Chart and figure data:
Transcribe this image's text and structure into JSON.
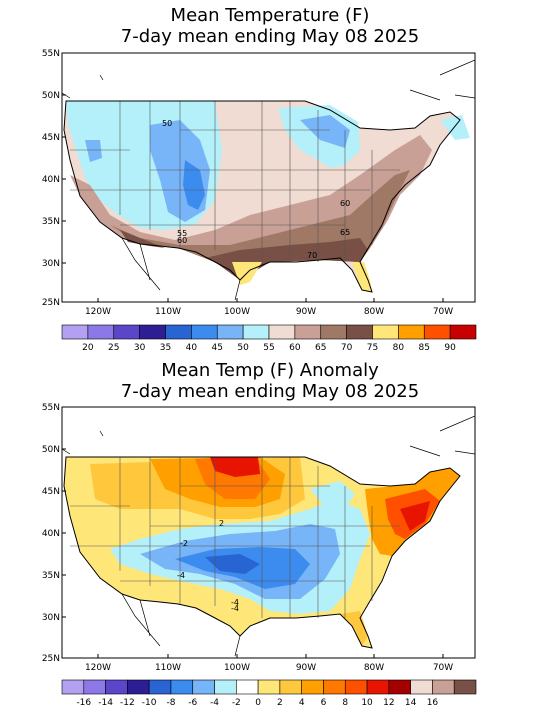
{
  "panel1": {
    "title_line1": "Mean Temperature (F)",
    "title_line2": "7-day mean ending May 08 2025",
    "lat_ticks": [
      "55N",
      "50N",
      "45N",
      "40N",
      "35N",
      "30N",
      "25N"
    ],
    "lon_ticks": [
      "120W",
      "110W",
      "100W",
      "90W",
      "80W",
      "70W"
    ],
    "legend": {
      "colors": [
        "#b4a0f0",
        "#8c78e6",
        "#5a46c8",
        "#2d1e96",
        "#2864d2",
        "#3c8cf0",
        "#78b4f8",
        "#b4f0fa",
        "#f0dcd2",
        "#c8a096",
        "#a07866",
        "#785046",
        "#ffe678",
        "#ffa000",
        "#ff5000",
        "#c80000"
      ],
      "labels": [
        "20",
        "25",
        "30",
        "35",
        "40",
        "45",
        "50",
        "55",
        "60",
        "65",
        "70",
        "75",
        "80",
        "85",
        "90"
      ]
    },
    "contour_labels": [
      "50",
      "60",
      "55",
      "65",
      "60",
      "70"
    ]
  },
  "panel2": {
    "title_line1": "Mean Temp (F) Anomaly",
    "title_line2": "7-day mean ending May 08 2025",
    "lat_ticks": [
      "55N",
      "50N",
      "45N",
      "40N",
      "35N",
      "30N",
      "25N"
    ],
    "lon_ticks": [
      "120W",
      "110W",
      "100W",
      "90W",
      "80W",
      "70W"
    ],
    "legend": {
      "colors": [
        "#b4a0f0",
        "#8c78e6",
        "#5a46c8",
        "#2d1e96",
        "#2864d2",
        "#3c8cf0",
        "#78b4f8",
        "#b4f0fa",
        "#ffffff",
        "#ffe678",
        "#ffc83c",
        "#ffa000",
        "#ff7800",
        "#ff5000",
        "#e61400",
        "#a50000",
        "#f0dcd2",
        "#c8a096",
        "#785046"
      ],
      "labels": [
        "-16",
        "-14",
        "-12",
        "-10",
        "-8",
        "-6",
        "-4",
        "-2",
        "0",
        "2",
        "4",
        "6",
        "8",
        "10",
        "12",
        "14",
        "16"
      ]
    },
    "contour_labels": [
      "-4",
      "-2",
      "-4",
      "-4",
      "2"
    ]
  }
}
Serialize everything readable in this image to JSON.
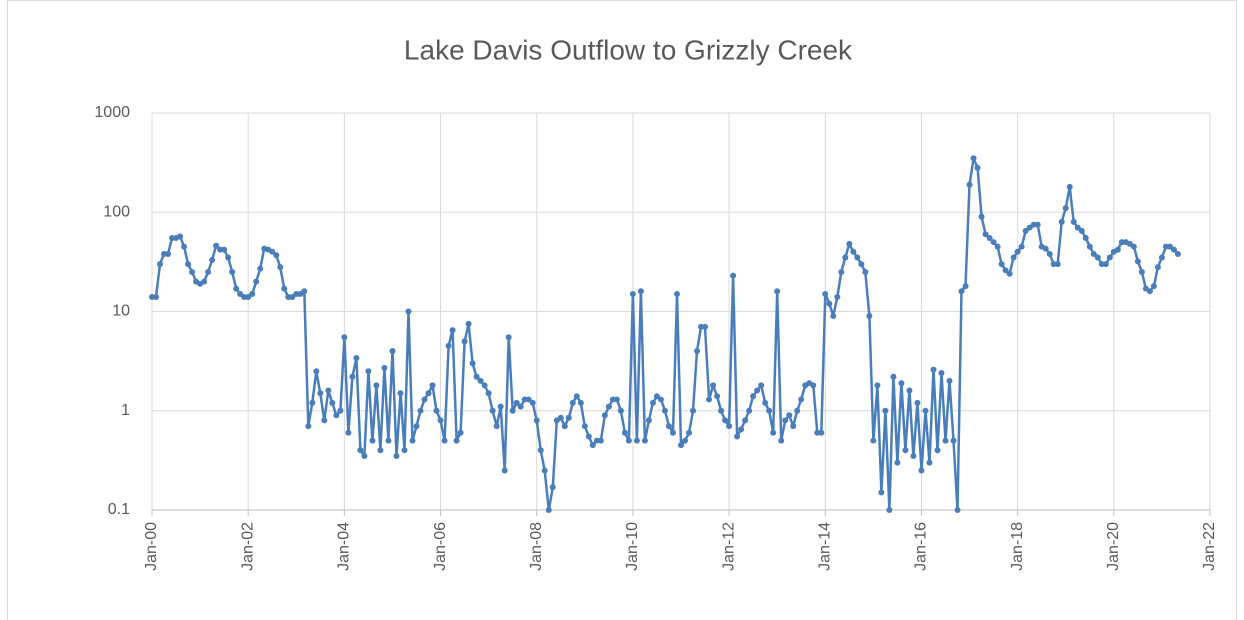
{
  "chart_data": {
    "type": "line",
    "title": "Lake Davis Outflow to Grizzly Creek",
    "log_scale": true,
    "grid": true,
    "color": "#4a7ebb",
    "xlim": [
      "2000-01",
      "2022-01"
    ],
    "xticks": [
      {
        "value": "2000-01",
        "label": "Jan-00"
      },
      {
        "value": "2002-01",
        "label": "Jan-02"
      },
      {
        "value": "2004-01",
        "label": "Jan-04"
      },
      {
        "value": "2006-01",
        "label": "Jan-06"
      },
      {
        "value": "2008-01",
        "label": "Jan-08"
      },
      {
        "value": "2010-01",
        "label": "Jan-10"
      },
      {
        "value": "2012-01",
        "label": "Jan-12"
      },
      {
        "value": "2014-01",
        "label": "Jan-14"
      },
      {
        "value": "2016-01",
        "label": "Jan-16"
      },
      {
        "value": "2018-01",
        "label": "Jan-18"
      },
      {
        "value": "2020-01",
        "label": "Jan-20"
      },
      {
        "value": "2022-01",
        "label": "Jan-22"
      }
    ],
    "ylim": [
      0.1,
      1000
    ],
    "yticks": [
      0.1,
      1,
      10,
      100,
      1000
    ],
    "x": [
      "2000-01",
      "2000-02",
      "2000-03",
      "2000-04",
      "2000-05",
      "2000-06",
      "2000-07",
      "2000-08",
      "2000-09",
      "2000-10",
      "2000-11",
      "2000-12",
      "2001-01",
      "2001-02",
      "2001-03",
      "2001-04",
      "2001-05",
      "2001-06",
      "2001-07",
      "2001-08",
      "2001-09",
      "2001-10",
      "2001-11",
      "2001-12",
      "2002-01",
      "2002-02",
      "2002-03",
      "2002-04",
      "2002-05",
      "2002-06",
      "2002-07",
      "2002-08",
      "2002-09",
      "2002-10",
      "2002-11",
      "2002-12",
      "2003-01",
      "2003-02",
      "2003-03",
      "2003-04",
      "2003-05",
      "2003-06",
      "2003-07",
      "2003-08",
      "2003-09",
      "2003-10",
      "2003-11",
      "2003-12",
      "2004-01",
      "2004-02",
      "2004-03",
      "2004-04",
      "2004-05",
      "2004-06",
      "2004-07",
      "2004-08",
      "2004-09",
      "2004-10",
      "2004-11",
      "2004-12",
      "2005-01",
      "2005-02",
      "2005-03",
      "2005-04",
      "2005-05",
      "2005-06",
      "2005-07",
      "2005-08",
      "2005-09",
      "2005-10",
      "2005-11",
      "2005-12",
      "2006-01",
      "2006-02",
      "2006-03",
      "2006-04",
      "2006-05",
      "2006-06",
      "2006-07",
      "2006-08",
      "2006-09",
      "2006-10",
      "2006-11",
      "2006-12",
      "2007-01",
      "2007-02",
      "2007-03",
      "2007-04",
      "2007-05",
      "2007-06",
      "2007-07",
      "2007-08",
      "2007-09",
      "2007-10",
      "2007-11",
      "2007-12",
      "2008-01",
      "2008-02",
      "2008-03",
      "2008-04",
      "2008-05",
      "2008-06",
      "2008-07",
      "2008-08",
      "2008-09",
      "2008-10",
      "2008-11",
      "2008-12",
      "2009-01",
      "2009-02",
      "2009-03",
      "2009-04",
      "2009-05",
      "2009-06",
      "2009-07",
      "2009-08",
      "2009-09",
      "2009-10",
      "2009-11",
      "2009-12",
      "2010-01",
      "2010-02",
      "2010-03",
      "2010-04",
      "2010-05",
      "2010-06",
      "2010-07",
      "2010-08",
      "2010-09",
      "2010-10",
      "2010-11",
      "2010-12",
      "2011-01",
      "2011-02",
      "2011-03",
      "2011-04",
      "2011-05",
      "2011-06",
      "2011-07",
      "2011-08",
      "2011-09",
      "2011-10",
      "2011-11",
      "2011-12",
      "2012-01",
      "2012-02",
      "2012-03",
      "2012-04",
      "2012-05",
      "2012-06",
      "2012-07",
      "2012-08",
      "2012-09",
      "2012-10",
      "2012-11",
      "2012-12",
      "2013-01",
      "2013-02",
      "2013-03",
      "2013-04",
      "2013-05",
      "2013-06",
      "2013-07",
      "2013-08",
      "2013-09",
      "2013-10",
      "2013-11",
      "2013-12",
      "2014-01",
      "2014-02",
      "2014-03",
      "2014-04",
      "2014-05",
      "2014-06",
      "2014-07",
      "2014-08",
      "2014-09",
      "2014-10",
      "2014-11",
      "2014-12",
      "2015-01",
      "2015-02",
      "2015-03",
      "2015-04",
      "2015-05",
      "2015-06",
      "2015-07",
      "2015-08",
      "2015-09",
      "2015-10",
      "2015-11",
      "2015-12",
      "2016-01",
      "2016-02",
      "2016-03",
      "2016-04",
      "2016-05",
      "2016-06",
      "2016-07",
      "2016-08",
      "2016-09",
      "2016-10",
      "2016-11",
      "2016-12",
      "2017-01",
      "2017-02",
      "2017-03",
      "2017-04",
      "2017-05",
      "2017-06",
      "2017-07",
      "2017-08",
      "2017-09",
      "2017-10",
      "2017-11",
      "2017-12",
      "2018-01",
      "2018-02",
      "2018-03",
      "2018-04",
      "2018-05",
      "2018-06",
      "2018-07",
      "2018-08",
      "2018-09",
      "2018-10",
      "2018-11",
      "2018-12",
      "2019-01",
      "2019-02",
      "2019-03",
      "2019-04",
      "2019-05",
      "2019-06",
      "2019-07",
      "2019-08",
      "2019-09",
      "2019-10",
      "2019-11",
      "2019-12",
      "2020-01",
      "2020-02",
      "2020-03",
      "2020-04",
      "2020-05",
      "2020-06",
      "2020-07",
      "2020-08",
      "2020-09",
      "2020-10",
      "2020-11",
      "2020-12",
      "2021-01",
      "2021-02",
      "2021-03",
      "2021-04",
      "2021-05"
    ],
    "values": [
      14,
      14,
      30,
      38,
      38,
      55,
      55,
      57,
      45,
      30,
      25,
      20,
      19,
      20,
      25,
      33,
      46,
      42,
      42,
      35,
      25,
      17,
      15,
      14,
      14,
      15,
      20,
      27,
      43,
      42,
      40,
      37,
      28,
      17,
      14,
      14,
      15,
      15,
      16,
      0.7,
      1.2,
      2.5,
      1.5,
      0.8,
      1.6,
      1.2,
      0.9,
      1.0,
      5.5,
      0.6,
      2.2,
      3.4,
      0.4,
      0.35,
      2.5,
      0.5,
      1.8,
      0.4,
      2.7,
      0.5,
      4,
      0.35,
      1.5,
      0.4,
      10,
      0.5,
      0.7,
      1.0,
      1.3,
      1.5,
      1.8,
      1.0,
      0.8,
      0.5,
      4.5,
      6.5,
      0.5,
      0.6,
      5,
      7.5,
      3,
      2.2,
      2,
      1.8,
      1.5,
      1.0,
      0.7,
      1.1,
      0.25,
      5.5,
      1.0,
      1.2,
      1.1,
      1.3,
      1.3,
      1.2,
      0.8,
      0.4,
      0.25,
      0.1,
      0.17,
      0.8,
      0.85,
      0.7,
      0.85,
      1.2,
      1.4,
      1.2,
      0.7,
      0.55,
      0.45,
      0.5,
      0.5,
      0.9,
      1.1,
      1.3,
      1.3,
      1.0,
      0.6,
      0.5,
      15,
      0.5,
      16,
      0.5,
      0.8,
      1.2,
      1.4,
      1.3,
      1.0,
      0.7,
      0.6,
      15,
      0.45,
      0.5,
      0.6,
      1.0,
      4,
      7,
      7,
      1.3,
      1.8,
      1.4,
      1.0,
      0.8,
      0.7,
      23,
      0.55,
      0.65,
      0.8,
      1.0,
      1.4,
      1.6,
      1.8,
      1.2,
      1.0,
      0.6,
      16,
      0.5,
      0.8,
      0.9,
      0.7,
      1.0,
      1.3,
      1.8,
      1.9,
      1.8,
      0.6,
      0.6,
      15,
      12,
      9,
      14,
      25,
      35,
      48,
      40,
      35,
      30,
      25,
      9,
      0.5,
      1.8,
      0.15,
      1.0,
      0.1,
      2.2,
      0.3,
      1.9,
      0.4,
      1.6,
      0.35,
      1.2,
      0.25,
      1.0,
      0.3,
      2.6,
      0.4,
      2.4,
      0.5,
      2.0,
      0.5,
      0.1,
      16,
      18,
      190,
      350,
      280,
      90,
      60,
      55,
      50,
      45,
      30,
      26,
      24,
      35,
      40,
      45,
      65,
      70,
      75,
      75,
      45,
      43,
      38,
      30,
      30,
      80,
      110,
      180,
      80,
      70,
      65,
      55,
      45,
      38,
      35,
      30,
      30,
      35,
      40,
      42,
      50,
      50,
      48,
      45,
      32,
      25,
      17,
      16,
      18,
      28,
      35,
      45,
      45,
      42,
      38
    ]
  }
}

■ Task statement
Copy out each line in the listing that has the word "image".

■ Worked answer
Transcribe this image's text and structure into JSON.
Serialize everything readable in this image to JSON.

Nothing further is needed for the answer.